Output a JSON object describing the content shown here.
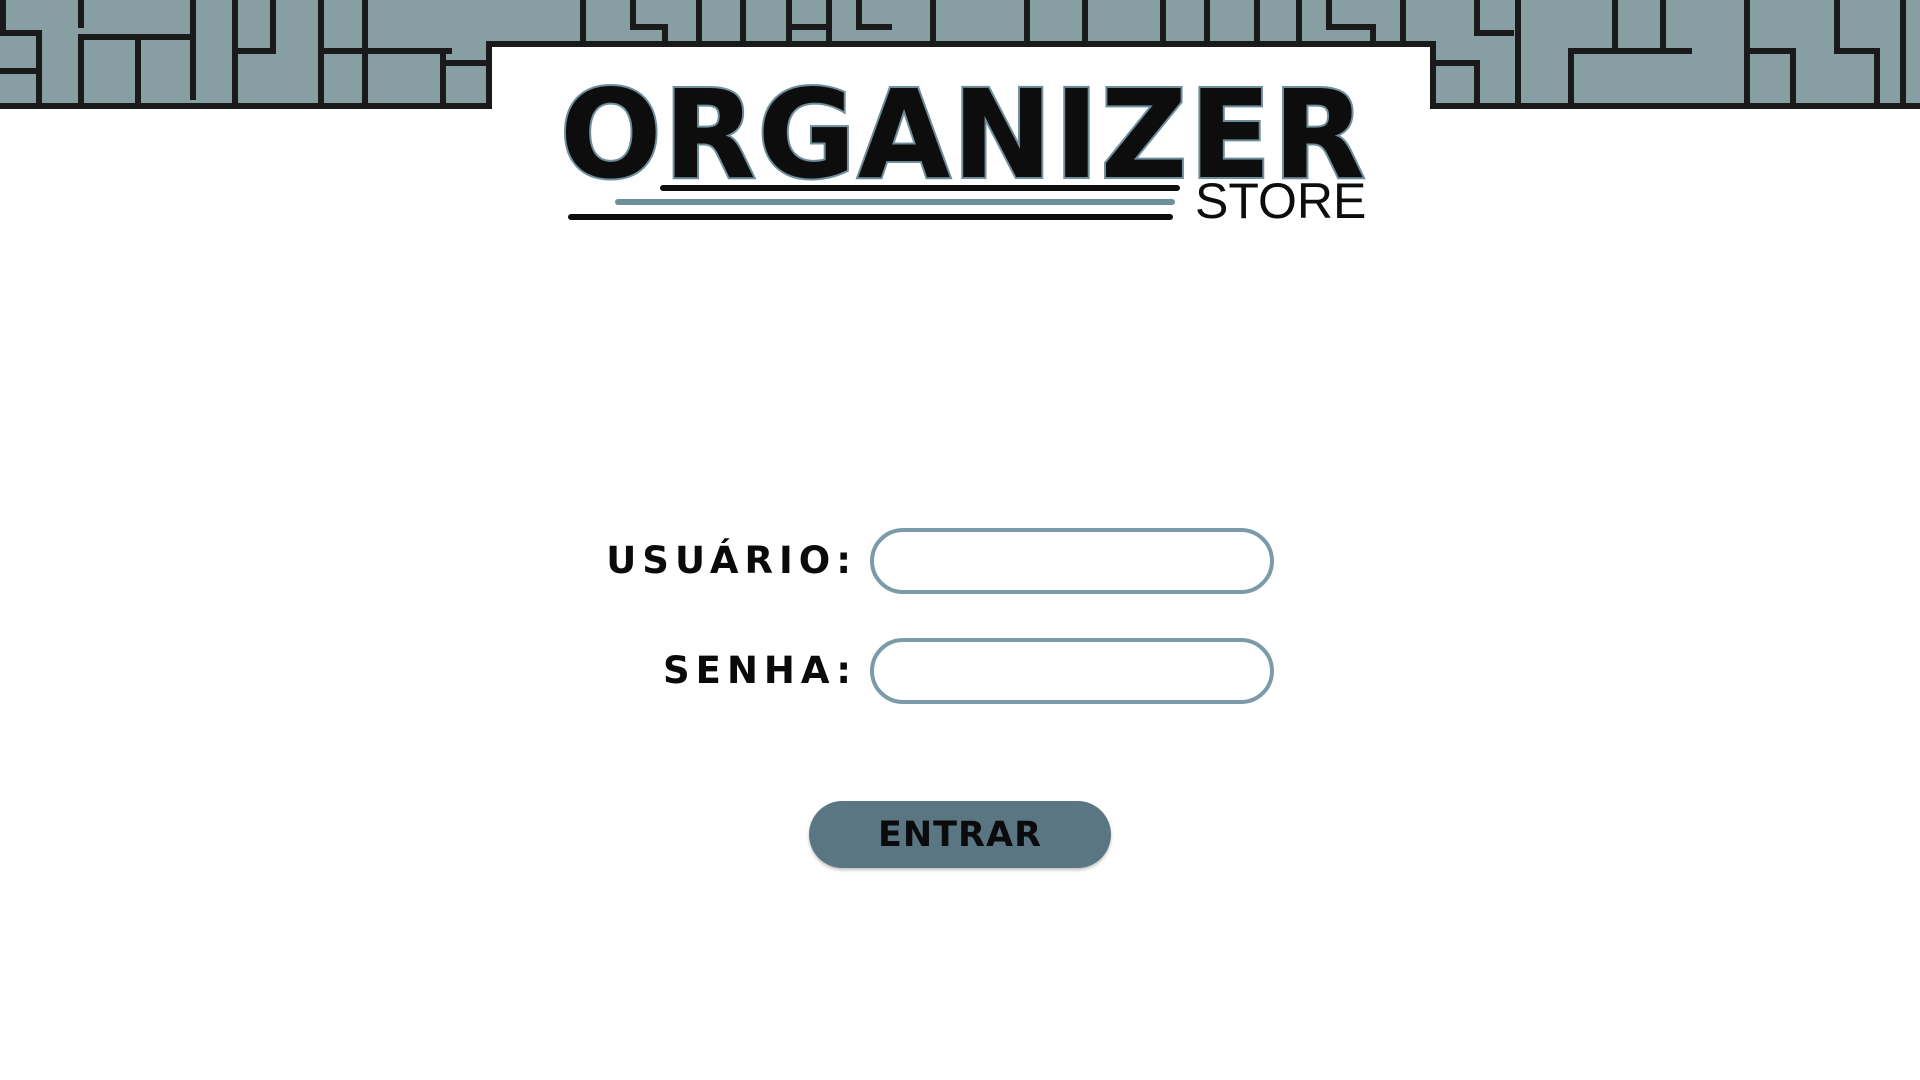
{
  "theme": {
    "banner_color": "#879ea3",
    "banner_line_color": "#1a1a1a",
    "accent_color": "#7a9ba7",
    "button_color": "#5a7682",
    "background": "#ffffff"
  },
  "logo": {
    "word": "ORGANIZER",
    "subtitle": "STORE"
  },
  "login_form": {
    "username": {
      "label": "USUÁRIO:",
      "value": "",
      "placeholder": ""
    },
    "password": {
      "label": "SENHA:",
      "value": "",
      "placeholder": ""
    },
    "submit_label": "ENTRAR"
  }
}
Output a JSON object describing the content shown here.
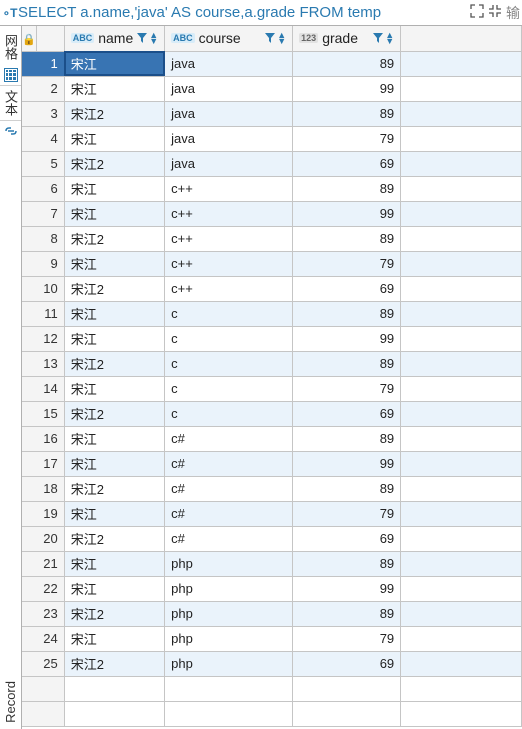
{
  "sql_bar": {
    "icon": "oT",
    "query": "SELECT a.name,'java' AS course,a.grade FROM temp",
    "output_label": "输"
  },
  "sidebar": {
    "panel_label": "网格",
    "text_label": "文本",
    "record_label": "Record"
  },
  "columns": [
    {
      "name": "name",
      "type": "ABC"
    },
    {
      "name": "course",
      "type": "ABC"
    },
    {
      "name": "grade",
      "type": "123"
    }
  ],
  "rows": [
    {
      "n": 1,
      "name": "宋江",
      "course": "java",
      "grade": 89,
      "selected": true
    },
    {
      "n": 2,
      "name": "宋江",
      "course": "java",
      "grade": 99
    },
    {
      "n": 3,
      "name": "宋江2",
      "course": "java",
      "grade": 89
    },
    {
      "n": 4,
      "name": "宋江",
      "course": "java",
      "grade": 79
    },
    {
      "n": 5,
      "name": "宋江2",
      "course": "java",
      "grade": 69
    },
    {
      "n": 6,
      "name": "宋江",
      "course": "c++",
      "grade": 89
    },
    {
      "n": 7,
      "name": "宋江",
      "course": "c++",
      "grade": 99
    },
    {
      "n": 8,
      "name": "宋江2",
      "course": "c++",
      "grade": 89
    },
    {
      "n": 9,
      "name": "宋江",
      "course": "c++",
      "grade": 79
    },
    {
      "n": 10,
      "name": "宋江2",
      "course": "c++",
      "grade": 69
    },
    {
      "n": 11,
      "name": "宋江",
      "course": "c",
      "grade": 89
    },
    {
      "n": 12,
      "name": "宋江",
      "course": "c",
      "grade": 99
    },
    {
      "n": 13,
      "name": "宋江2",
      "course": "c",
      "grade": 89
    },
    {
      "n": 14,
      "name": "宋江",
      "course": "c",
      "grade": 79
    },
    {
      "n": 15,
      "name": "宋江2",
      "course": "c",
      "grade": 69
    },
    {
      "n": 16,
      "name": "宋江",
      "course": "c#",
      "grade": 89
    },
    {
      "n": 17,
      "name": "宋江",
      "course": "c#",
      "grade": 99
    },
    {
      "n": 18,
      "name": "宋江2",
      "course": "c#",
      "grade": 89
    },
    {
      "n": 19,
      "name": "宋江",
      "course": "c#",
      "grade": 79
    },
    {
      "n": 20,
      "name": "宋江2",
      "course": "c#",
      "grade": 69
    },
    {
      "n": 21,
      "name": "宋江",
      "course": "php",
      "grade": 89
    },
    {
      "n": 22,
      "name": "宋江",
      "course": "php",
      "grade": 99
    },
    {
      "n": 23,
      "name": "宋江2",
      "course": "php",
      "grade": 89
    },
    {
      "n": 24,
      "name": "宋江",
      "course": "php",
      "grade": 79
    },
    {
      "n": 25,
      "name": "宋江2",
      "course": "php",
      "grade": 69
    }
  ]
}
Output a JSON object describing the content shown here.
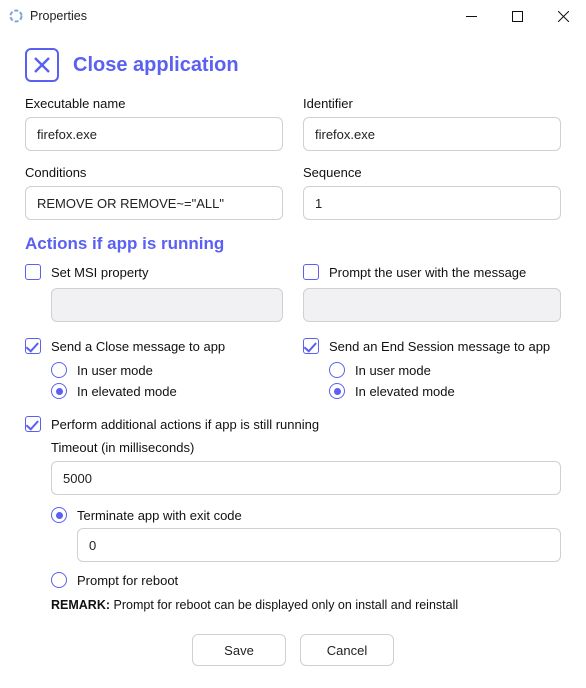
{
  "titlebar": {
    "title": "Properties"
  },
  "hero": {
    "title": "Close application"
  },
  "fields": {
    "exec": {
      "label": "Executable name",
      "value": "firefox.exe"
    },
    "ident": {
      "label": "Identifier",
      "value": "firefox.exe"
    },
    "cond": {
      "label": "Conditions",
      "value": "REMOVE OR REMOVE~=\"ALL\""
    },
    "seq": {
      "label": "Sequence",
      "value": "1"
    }
  },
  "actions_title": "Actions if app is running",
  "opt": {
    "set_msi": {
      "label": "Set MSI property",
      "checked": false
    },
    "prompt_msg": {
      "label": "Prompt the user with the message",
      "checked": false
    },
    "close_msg": {
      "label": "Send a Close message to app",
      "checked": true,
      "user": "In user mode",
      "elev": "In elevated mode",
      "sel": "elev"
    },
    "end_sess": {
      "label": "Send an End Session message to app",
      "checked": true,
      "user": "In user mode",
      "elev": "In elevated mode",
      "sel": "elev"
    },
    "perform": {
      "label": "Perform additional actions if app is still running",
      "checked": true
    },
    "timeout": {
      "label": "Timeout (in milliseconds)",
      "value": "5000"
    },
    "term": {
      "label": "Terminate app with exit code",
      "value": "0",
      "sel": true
    },
    "reboot": {
      "label": "Prompt for reboot",
      "sel": false
    },
    "remark_head": "REMARK:",
    "remark": " Prompt for reboot can be displayed only on install and reinstall"
  },
  "buttons": {
    "save": "Save",
    "cancel": "Cancel"
  }
}
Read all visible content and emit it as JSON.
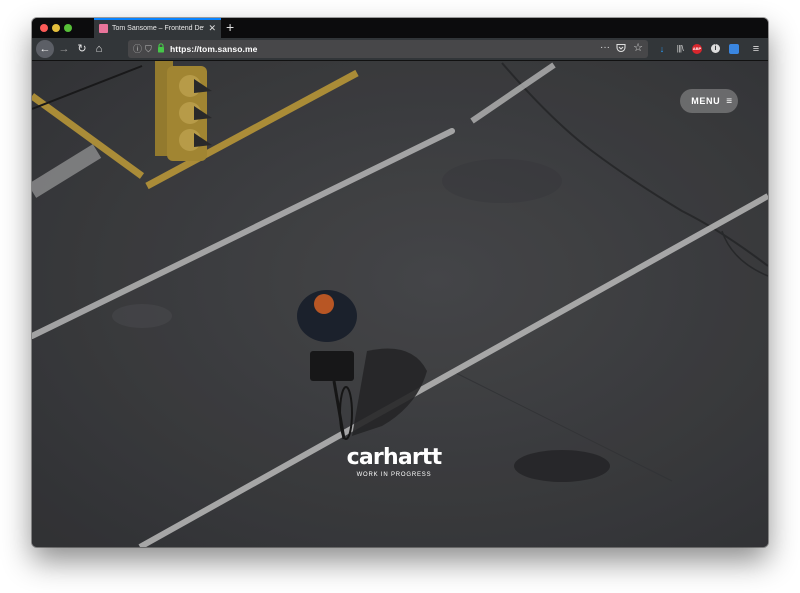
{
  "browser": {
    "tab": {
      "title": "Tom Sansome – Frontend Developer",
      "close": "✕"
    },
    "new_tab": "+",
    "nav": {
      "back": "←",
      "forward": "→",
      "reload": "↻",
      "home": "⌂"
    },
    "url": "https://tom.sanso.me",
    "url_icons": {
      "info": "ⓘ",
      "shield": "⛉",
      "lock": "lock-icon"
    },
    "url_actions": {
      "more": "···",
      "pocket": "pocket-icon",
      "star": "☆"
    },
    "toolbar": {
      "download": "↓",
      "library": "|||\\",
      "abp": "ABP",
      "info": "i",
      "extension": "extension-icon",
      "menu": "≡"
    }
  },
  "page": {
    "menu_button": {
      "label": "MENU",
      "icon": "≡"
    },
    "brand": {
      "name": "carhartt",
      "tagline": "WORK IN PROGRESS"
    }
  },
  "colors": {
    "accent": "#0a84ff",
    "tab_favicon": "#e9749a",
    "download": "#2aa1ff",
    "abp": "#d8262d"
  }
}
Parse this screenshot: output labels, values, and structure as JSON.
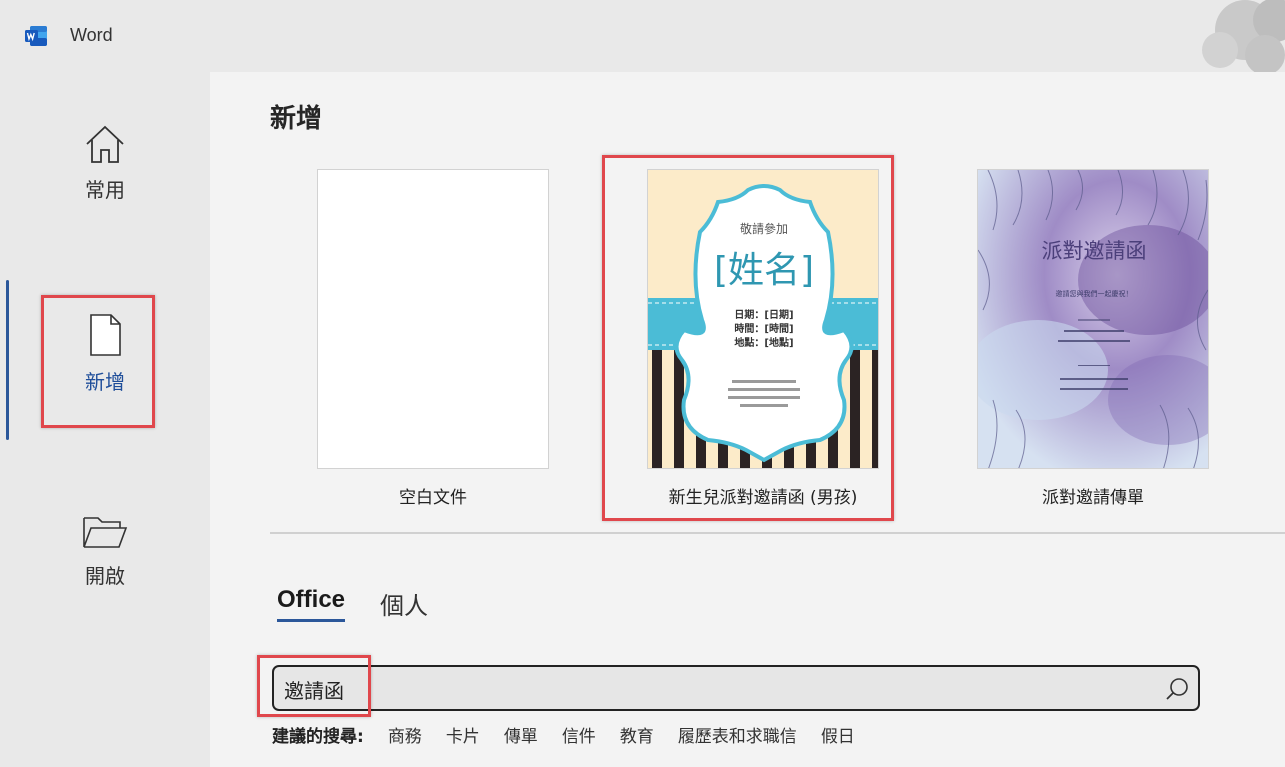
{
  "app": {
    "title": "Word"
  },
  "nav": {
    "home": "常用",
    "new": "新增",
    "open": "開啟"
  },
  "main": {
    "title": "新增",
    "templates": [
      {
        "name": "空白文件"
      },
      {
        "name": "新生兒派對邀請函 (男孩)",
        "thumb": {
          "invite": "敬請參加",
          "name": "[姓名]",
          "line1": "日期：[日期]",
          "line2": "時間：[時間]",
          "line3": "地點：[地點]"
        }
      },
      {
        "name": "派對邀請傳單",
        "thumb": {
          "title": "派對邀請函",
          "subtitle": "邀請您與我們一起慶祝！"
        }
      }
    ],
    "tabs": {
      "office": "Office",
      "personal": "個人"
    },
    "search": {
      "value": "邀請函"
    },
    "suggested": {
      "label": "建議的搜尋:",
      "items": [
        "商務",
        "卡片",
        "傳單",
        "信件",
        "教育",
        "履歷表和求職信",
        "假日"
      ]
    }
  },
  "colors": {
    "accent": "#2b579a",
    "highlight": "#e0474c",
    "baby_teal": "#4bbcd6",
    "baby_cream": "#fcebc9",
    "party_purple": "#7a62a8"
  }
}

◆ Written problem ◆
Drop the images and quote the entries word for word.

◆ Correct output ◆
Output a JSON object describing the content shown here.
{
  "theme": {
    "banner_color": "#879ea3",
    "banner_line_color": "#1a1a1a",
    "accent_color": "#7a9ba7",
    "button_color": "#5a7682",
    "background": "#ffffff"
  },
  "logo": {
    "word": "ORGANIZER",
    "subtitle": "STORE"
  },
  "login_form": {
    "username": {
      "label": "USUÁRIO:",
      "value": "",
      "placeholder": ""
    },
    "password": {
      "label": "SENHA:",
      "value": "",
      "placeholder": ""
    },
    "submit_label": "ENTRAR"
  }
}
Output a JSON object describing the content shown here.
{
  "sql_bar": {
    "icon": "oT",
    "query": "SELECT a.name,'java' AS course,a.grade FROM temp",
    "output_label": "输"
  },
  "sidebar": {
    "panel_label": "网格",
    "text_label": "文本",
    "record_label": "Record"
  },
  "columns": [
    {
      "name": "name",
      "type": "ABC"
    },
    {
      "name": "course",
      "type": "ABC"
    },
    {
      "name": "grade",
      "type": "123"
    }
  ],
  "rows": [
    {
      "n": 1,
      "name": "宋江",
      "course": "java",
      "grade": 89,
      "selected": true
    },
    {
      "n": 2,
      "name": "宋江",
      "course": "java",
      "grade": 99
    },
    {
      "n": 3,
      "name": "宋江2",
      "course": "java",
      "grade": 89
    },
    {
      "n": 4,
      "name": "宋江",
      "course": "java",
      "grade": 79
    },
    {
      "n": 5,
      "name": "宋江2",
      "course": "java",
      "grade": 69
    },
    {
      "n": 6,
      "name": "宋江",
      "course": "c++",
      "grade": 89
    },
    {
      "n": 7,
      "name": "宋江",
      "course": "c++",
      "grade": 99
    },
    {
      "n": 8,
      "name": "宋江2",
      "course": "c++",
      "grade": 89
    },
    {
      "n": 9,
      "name": "宋江",
      "course": "c++",
      "grade": 79
    },
    {
      "n": 10,
      "name": "宋江2",
      "course": "c++",
      "grade": 69
    },
    {
      "n": 11,
      "name": "宋江",
      "course": "c",
      "grade": 89
    },
    {
      "n": 12,
      "name": "宋江",
      "course": "c",
      "grade": 99
    },
    {
      "n": 13,
      "name": "宋江2",
      "course": "c",
      "grade": 89
    },
    {
      "n": 14,
      "name": "宋江",
      "course": "c",
      "grade": 79
    },
    {
      "n": 15,
      "name": "宋江2",
      "course": "c",
      "grade": 69
    },
    {
      "n": 16,
      "name": "宋江",
      "course": "c#",
      "grade": 89
    },
    {
      "n": 17,
      "name": "宋江",
      "course": "c#",
      "grade": 99
    },
    {
      "n": 18,
      "name": "宋江2",
      "course": "c#",
      "grade": 89
    },
    {
      "n": 19,
      "name": "宋江",
      "course": "c#",
      "grade": 79
    },
    {
      "n": 20,
      "name": "宋江2",
      "course": "c#",
      "grade": 69
    },
    {
      "n": 21,
      "name": "宋江",
      "course": "php",
      "grade": 89
    },
    {
      "n": 22,
      "name": "宋江",
      "course": "php",
      "grade": 99
    },
    {
      "n": 23,
      "name": "宋江2",
      "course": "php",
      "grade": 89
    },
    {
      "n": 24,
      "name": "宋江",
      "course": "php",
      "grade": 79
    },
    {
      "n": 25,
      "name": "宋江2",
      "course": "php",
      "grade": 69
    }
  ]
}
Output a JSON object describing the content shown here.
{
  "titlebar": {
    "title": "Properties"
  },
  "hero": {
    "title": "Close application"
  },
  "fields": {
    "exec": {
      "label": "Executable name",
      "value": "firefox.exe"
    },
    "ident": {
      "label": "Identifier",
      "value": "firefox.exe"
    },
    "cond": {
      "label": "Conditions",
      "value": "REMOVE OR REMOVE~=\"ALL\""
    },
    "seq": {
      "label": "Sequence",
      "value": "1"
    }
  },
  "actions_title": "Actions if app is running",
  "opt": {
    "set_msi": {
      "label": "Set MSI property",
      "checked": false
    },
    "prompt_msg": {
      "label": "Prompt the user with the message",
      "checked": false
    },
    "close_msg": {
      "label": "Send a Close message to app",
      "checked": true,
      "user": "In user mode",
      "elev": "In elevated mode",
      "sel": "elev"
    },
    "end_sess": {
      "label": "Send an End Session message to app",
      "checked": true,
      "user": "In user mode",
      "elev": "In elevated mode",
      "sel": "elev"
    },
    "perform": {
      "label": "Perform additional actions if app is still running",
      "checked": true
    },
    "timeout": {
      "label": "Timeout (in milliseconds)",
      "value": "5000"
    },
    "term": {
      "label": "Terminate app with exit code",
      "value": "0",
      "sel": true
    },
    "reboot": {
      "label": "Prompt for reboot",
      "sel": false
    },
    "remark_head": "REMARK:",
    "remark": " Prompt for reboot can be displayed only on install and reinstall"
  },
  "buttons": {
    "save": "Save",
    "cancel": "Cancel"
  }
}
Read all visible content and emit it as JSON.
{
  "browser": {
    "tab": {
      "title": "Tom Sansome – Frontend Developer",
      "close": "✕"
    },
    "new_tab": "+",
    "nav": {
      "back": "←",
      "forward": "→",
      "reload": "↻",
      "home": "⌂"
    },
    "url": "https://tom.sanso.me",
    "url_icons": {
      "info": "ⓘ",
      "shield": "⛉",
      "lock": "lock-icon"
    },
    "url_actions": {
      "more": "···",
      "pocket": "pocket-icon",
      "star": "☆"
    },
    "toolbar": {
      "download": "↓",
      "library": "|||\\",
      "abp": "ABP",
      "info": "i",
      "extension": "extension-icon",
      "menu": "≡"
    }
  },
  "page": {
    "menu_button": {
      "label": "MENU",
      "icon": "≡"
    },
    "brand": {
      "name": "carhartt",
      "tagline": "WORK IN PROGRESS"
    }
  },
  "colors": {
    "accent": "#0a84ff",
    "tab_favicon": "#e9749a",
    "download": "#2aa1ff",
    "abp": "#d8262d"
  }
}
Parse this screenshot: output labels, values, and structure as JSON.
{
  "app": {
    "title": "Word"
  },
  "nav": {
    "home": "常用",
    "new": "新增",
    "open": "開啟"
  },
  "main": {
    "title": "新增",
    "templates": [
      {
        "name": "空白文件"
      },
      {
        "name": "新生兒派對邀請函 (男孩)",
        "thumb": {
          "invite": "敬請參加",
          "name": "[姓名]",
          "line1": "日期：[日期]",
          "line2": "時間：[時間]",
          "line3": "地點：[地點]"
        }
      },
      {
        "name": "派對邀請傳單",
        "thumb": {
          "title": "派對邀請函",
          "subtitle": "邀請您與我們一起慶祝！"
        }
      }
    ],
    "tabs": {
      "office": "Office",
      "personal": "個人"
    },
    "search": {
      "value": "邀請函"
    },
    "suggested": {
      "label": "建議的搜尋:",
      "items": [
        "商務",
        "卡片",
        "傳單",
        "信件",
        "教育",
        "履歷表和求職信",
        "假日"
      ]
    }
  },
  "colors": {
    "accent": "#2b579a",
    "highlight": "#e0474c",
    "baby_teal": "#4bbcd6",
    "baby_cream": "#fcebc9",
    "party_purple": "#7a62a8"
  }
}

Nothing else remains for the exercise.